### INSTRUCTION
Give a verbatim quotation of every record.

### MATERIAL TO PROCESS

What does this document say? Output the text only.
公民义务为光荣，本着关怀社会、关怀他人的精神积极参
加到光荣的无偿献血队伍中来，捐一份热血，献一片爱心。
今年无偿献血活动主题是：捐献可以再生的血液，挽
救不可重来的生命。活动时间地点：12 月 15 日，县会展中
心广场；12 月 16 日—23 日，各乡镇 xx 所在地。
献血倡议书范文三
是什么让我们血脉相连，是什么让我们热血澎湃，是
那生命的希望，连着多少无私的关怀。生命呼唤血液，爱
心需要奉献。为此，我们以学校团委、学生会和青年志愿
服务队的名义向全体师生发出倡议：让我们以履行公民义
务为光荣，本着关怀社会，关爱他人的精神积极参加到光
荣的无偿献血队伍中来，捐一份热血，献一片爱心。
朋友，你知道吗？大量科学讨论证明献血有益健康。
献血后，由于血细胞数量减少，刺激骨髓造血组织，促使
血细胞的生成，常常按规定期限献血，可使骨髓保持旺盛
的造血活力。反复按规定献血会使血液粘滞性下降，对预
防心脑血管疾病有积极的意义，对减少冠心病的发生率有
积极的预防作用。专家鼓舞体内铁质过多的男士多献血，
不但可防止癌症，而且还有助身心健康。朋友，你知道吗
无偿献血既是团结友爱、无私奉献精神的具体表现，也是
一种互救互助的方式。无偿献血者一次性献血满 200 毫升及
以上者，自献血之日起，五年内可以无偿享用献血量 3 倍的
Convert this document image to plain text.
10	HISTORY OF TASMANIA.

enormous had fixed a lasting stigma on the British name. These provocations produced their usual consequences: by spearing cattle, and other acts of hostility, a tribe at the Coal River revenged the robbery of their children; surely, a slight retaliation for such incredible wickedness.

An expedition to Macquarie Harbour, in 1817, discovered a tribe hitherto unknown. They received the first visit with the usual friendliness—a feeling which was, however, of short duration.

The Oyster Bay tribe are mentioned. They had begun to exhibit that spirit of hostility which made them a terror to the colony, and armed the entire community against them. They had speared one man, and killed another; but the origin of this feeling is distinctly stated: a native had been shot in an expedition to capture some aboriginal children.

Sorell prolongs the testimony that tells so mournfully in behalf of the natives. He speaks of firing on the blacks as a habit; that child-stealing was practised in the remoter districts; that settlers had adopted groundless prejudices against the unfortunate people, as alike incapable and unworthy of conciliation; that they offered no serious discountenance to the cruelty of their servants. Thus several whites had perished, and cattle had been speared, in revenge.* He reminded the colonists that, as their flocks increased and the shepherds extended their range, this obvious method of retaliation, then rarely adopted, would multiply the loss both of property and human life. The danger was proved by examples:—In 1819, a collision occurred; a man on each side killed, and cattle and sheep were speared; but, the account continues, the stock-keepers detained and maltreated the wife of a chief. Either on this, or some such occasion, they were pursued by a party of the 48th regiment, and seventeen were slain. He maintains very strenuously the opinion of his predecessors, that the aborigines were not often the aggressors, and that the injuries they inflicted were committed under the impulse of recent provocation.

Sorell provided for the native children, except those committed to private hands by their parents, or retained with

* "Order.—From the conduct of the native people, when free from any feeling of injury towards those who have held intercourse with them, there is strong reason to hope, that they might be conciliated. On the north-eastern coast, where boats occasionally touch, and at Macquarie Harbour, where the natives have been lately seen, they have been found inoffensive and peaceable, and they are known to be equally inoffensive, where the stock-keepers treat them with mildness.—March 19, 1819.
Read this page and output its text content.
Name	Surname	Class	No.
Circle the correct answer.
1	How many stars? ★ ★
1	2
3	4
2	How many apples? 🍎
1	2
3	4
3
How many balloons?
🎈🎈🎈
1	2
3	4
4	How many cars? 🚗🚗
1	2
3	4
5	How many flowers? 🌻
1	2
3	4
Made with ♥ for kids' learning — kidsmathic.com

### SOLUTION TO THE PROBLEM
What does this document say? Output the text only.
公民义务为光荣，本着关怀社会、关怀他人的精神积极参
加到光荣的无偿献血队伍中来，捐一份热血，献一片爱心。
今年无偿献血活动主题是：捐献可以再生的血液，挽
救不可重来的生命。活动时间地点：12 月 15 日，县会展中
心广场；12 月 16 日—23 日，各乡镇 xx 所在地。
献血倡议书范文三
是什么让我们血脉相连，是什么让我们热血澎湃，是
那生命的希望，连着多少无私的关怀。生命呼唤血液，爱
心需要奉献。为此，我们以学校团委、学生会和青年志愿
服务队的名义向全体师生发出倡议：让我们以履行公民义
务为光荣，本着关怀社会，关爱他人的精神积极参加到光
荣的无偿献血队伍中来，捐一份热血，献一片爱心。
朋友，你知道吗？大量科学讨论证明献血有益健康。
献血后，由于血细胞数量减少，刺激骨髓造血组织，促使
血细胞的生成，常常按规定期限献血，可使骨髓保持旺盛
的造血活力。反复按规定献血会使血液粘滞性下降，对预
防心脑血管疾病有积极的意义，对减少冠心病的发生率有
积极的预防作用。专家鼓舞体内铁质过多的男士多献血，
不但可防止癌症，而且还有助身心健康。朋友，你知道吗
无偿献血既是团结友爱、无私奉献精神的具体表现，也是
一种互救互助的方式。无偿献血者一次性献血满 200 毫升及
以上者，自献血之日起，五年内可以无偿享用献血量 3 倍的
Convert this document image to plain text.
10	HISTORY OF TASMANIA.

enormous had fixed a lasting stigma on the British name. These provocations produced their usual consequences: by spearing cattle, and other acts of hostility, a tribe at the Coal River revenged the robbery of their children; surely, a slight retaliation for such incredible wickedness.

An expedition to Macquarie Harbour, in 1817, discovered a tribe hitherto unknown. They received the first visit with the usual friendliness—a feeling which was, however, of short duration.

The Oyster Bay tribe are mentioned. They had begun to exhibit that spirit of hostility which made them a terror to the colony, and armed the entire community against them. They had speared one man, and killed another; but the origin of this feeling is distinctly stated: a native had been shot in an expedition to capture some aboriginal children.

Sorell prolongs the testimony that tells so mournfully in behalf of the natives. He speaks of firing on the blacks as a habit; that child-stealing was practised in the remoter districts; that settlers had adopted groundless prejudices against the unfortunate people, as alike incapable and unworthy of conciliation; that they offered no serious discountenance to the cruelty of their servants. Thus several whites had perished, and cattle had been speared, in revenge.* He reminded the colonists that, as their flocks increased and the shepherds extended their range, this obvious method of retaliation, then rarely adopted, would multiply the loss both of property and human life. The danger was proved by examples:—In 1819, a collision occurred; a man on each side killed, and cattle and sheep were speared; but, the account continues, the stock-keepers detained and maltreated the wife of a chief. Either on this, or some such occasion, they were pursued by a party of the 48th regiment, and seventeen were slain. He maintains very strenuously the opinion of his predecessors, that the aborigines were not often the aggressors, and that the injuries they inflicted were committed under the impulse of recent provocation.

Sorell provided for the native children, except those committed to private hands by their parents, or retained with

* "Order.—From the conduct of the native people, when free from any feeling of injury towards those who have held intercourse with them, there is strong reason to hope, that they might be conciliated. On the north-eastern coast, where boats occasionally touch, and at Macquarie Harbour, where the natives have been lately seen, they have been found inoffensive and peaceable, and they are known to be equally inoffensive, where the stock-keepers treat them with mildness.—March 19, 1819.
Read this page and output its text content.
Name	Surname	Class	No.
Circle the correct answer.
1	How many stars? ★ ★
1	2
3	4
2	How many apples? 🍎
1	2
3	4
3
How many balloons?
🎈🎈🎈
1	2
3	4
4	How many cars? 🚗🚗
1	2
3	4
5	How many flowers? 🌻
1	2
3	4
Made with ♥ for kids' learning — kidsmathic.com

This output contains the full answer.